INSTRUCTION:
Make an exact copy of the data below, leaving out every picture.

__________

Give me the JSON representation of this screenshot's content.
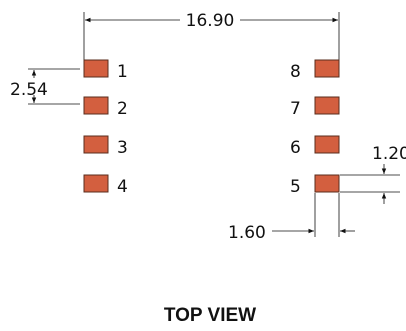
{
  "diagram": {
    "title": "TOP VIEW",
    "pad_color": "#d35f3f",
    "pad_border": "#5a2c1c",
    "pads_left": [
      "1",
      "2",
      "3",
      "4"
    ],
    "pads_right": [
      "8",
      "7",
      "6",
      "5"
    ],
    "dimensions": {
      "overall_width": "16.90",
      "pitch": "2.54",
      "pad_width": "1.60",
      "pad_height": "1.20"
    }
  }
}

__________

EXERCISE ANSWER:
Give me the JSON representation of this screenshot's content.
{
  "diagram": {
    "title": "TOP VIEW",
    "pad_color": "#d35f3f",
    "pad_border": "#5a2c1c",
    "pads_left": [
      "1",
      "2",
      "3",
      "4"
    ],
    "pads_right": [
      "8",
      "7",
      "6",
      "5"
    ],
    "dimensions": {
      "overall_width": "16.90",
      "pitch": "2.54",
      "pad_width": "1.60",
      "pad_height": "1.20"
    }
  }
}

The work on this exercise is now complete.